## What is asked
Which lines include the word "color"? Copy each of them.

## Data provided
━━━━━━━━━━

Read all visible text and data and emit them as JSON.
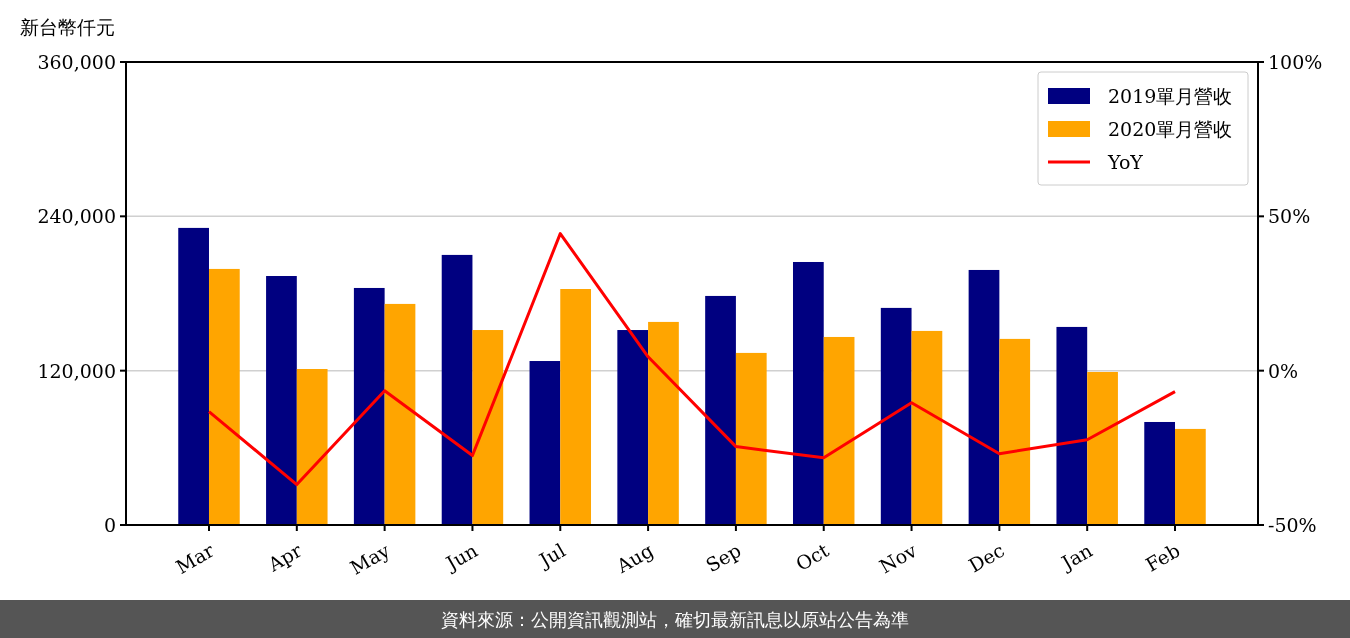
{
  "chart_data": {
    "type": "bar",
    "ylabel": "新台幣仟元",
    "categories": [
      "Mar",
      "Apr",
      "May",
      "Jun",
      "Jul",
      "Aug",
      "Sep",
      "Oct",
      "Nov",
      "Dec",
      "Jan",
      "Feb"
    ],
    "series": [
      {
        "name": "2019單月營收",
        "color": "#000080",
        "values": [
          231000,
          193600,
          184300,
          210000,
          127500,
          151600,
          178100,
          204500,
          168800,
          198300,
          154000,
          80100
        ]
      },
      {
        "name": "2020單月營收",
        "color": "#ffa500",
        "values": [
          199100,
          121300,
          171900,
          151600,
          183500,
          157900,
          133800,
          146200,
          150900,
          144700,
          119000,
          74700
        ]
      },
      {
        "name": "YoY",
        "type": "line",
        "axis": "y2",
        "color": "#ff0000",
        "values": [
          -13.3,
          -36.9,
          -6.5,
          -27.5,
          44.4,
          4.5,
          -24.6,
          -28.2,
          -10.4,
          -26.9,
          -22.4,
          -6.8
        ]
      }
    ],
    "ylim": [
      0,
      360000
    ],
    "yticks": [
      0,
      {
        "value": 120000,
        "label": "120,000"
      },
      {
        "value": 240000,
        "label": "240,000"
      },
      {
        "value": 360000,
        "label": "360,000"
      }
    ],
    "y2lim": [
      -50,
      100
    ],
    "y2ticks": [
      {
        "value": -50,
        "label": "-50%"
      },
      {
        "value": 0,
        "label": "0%"
      },
      {
        "value": 50,
        "label": "50%"
      },
      {
        "value": 100,
        "label": "100%"
      }
    ],
    "grid": "y",
    "legend": "top right",
    "annotations": [
      "資料來源：公開資訊觀測站，確切最新訊息以原站公告為準"
    ]
  }
}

━━━━━━━━━━

## Full output
        "color": "#000080",
        "color": "#ffa500",
        "color": "#ff0000",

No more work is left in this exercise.